THE REQUEST: Quote all entries exactly, leaving pictures aside.

ENTRIES SHOWN:
________________________

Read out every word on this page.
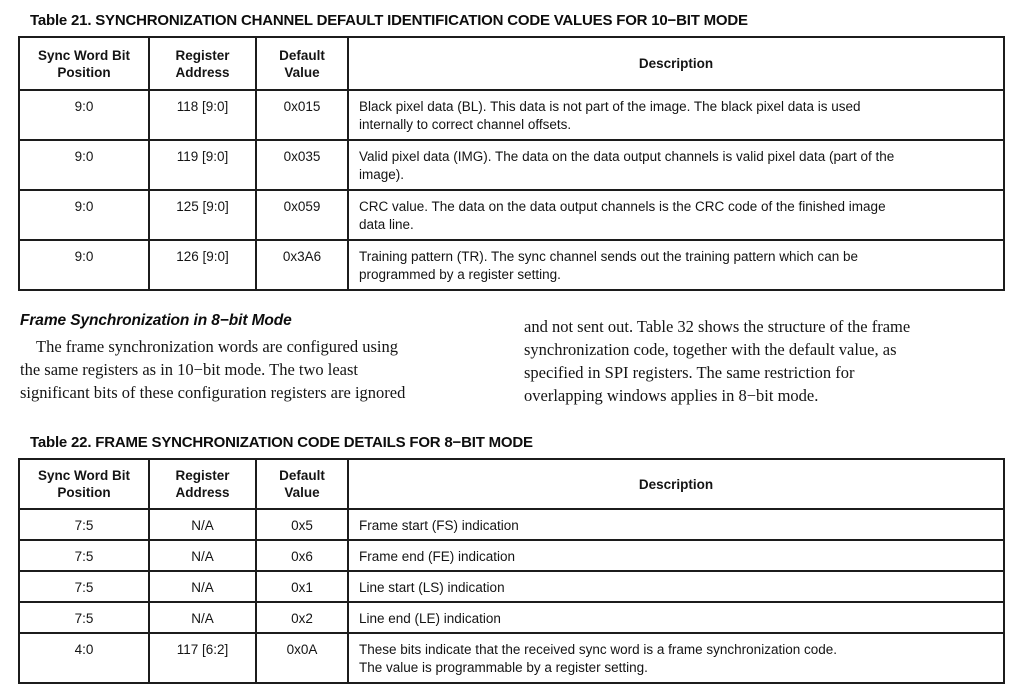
Table 21. SYNCHRONIZATION CHANNEL DEFAULT IDENTIFICATION CODE VALUES FOR 10−BIT MODE
Sync Word Bit Position	Register Address	Default Value	Description
9:0	118 [9:0]	0x015	Black pixel data (BL). This data is not part of the image. The black pixel data is used
internally to correct channel offsets.
9:0	119 [9:0]	0x035	Valid pixel data (IMG). The data on the data output channels is valid pixel data (part of the
image).
9:0	125 [9:0]	0x059	CRC value. The data on the data output channels is the CRC code of the finished image
data line.
9:0	126 [9:0]	0x3A6	Training pattern (TR). The sync channel sends out the training pattern which can be
programmed by a register setting.
Frame Synchronization in 8−bit Mode
The frame synchronization words are configured using
the same registers as in 10−bit mode. The two least
significant bits of these configuration registers are ignored
and not sent out. Table 32 shows the structure of the frame
synchronization code, together with the default value, as
specified in SPI registers. The same restriction for
overlapping windows applies in 8−bit mode.
Table 22. FRAME SYNCHRONIZATION CODE DETAILS FOR 8−BIT MODE
Sync Word Bit Position	Register Address	Default Value	Description
7:5	N/A	0x5	Frame start (FS) indication
7:5	N/A	0x6	Frame end (FE) indication
7:5	N/A	0x1	Line start (LS) indication
7:5	N/A	0x2	Line end (LE) indication
4:0	117 [6:2]	0x0A	These bits indicate that the received sync word is a frame synchronization code.
The value is programmable by a register setting.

________________________

EXERCISE OUTPUT:
Read out every word on this page.
Table 21. SYNCHRONIZATION CHANNEL DEFAULT IDENTIFICATION CODE VALUES FOR 10−BIT MODE
Sync Word Bit Position	Register Address	Default Value	Description
9:0	118 [9:0]	0x015	Black pixel data (BL). This data is not part of the image. The black pixel data is used
internally to correct channel offsets.
9:0	119 [9:0]	0x035	Valid pixel data (IMG). The data on the data output channels is valid pixel data (part of the
image).
9:0	125 [9:0]	0x059	CRC value. The data on the data output channels is the CRC code of the finished image
data line.
9:0	126 [9:0]	0x3A6	Training pattern (TR). The sync channel sends out the training pattern which can be
programmed by a register setting.
Frame Synchronization in 8−bit Mode
The frame synchronization words are configured using
the same registers as in 10−bit mode. The two least
significant bits of these configuration registers are ignored
and not sent out. Table 32 shows the structure of the frame
synchronization code, together with the default value, as
specified in SPI registers. The same restriction for
overlapping windows applies in 8−bit mode.
Table 22. FRAME SYNCHRONIZATION CODE DETAILS FOR 8−BIT MODE
Sync Word Bit Position	Register Address	Default Value	Description
7:5	N/A	0x5	Frame start (FS) indication
7:5	N/A	0x6	Frame end (FE) indication
7:5	N/A	0x1	Line start (LS) indication
7:5	N/A	0x2	Line end (LE) indication
4:0	117 [6:2]	0x0A	These bits indicate that the received sync word is a frame synchronization code.
The value is programmable by a register setting.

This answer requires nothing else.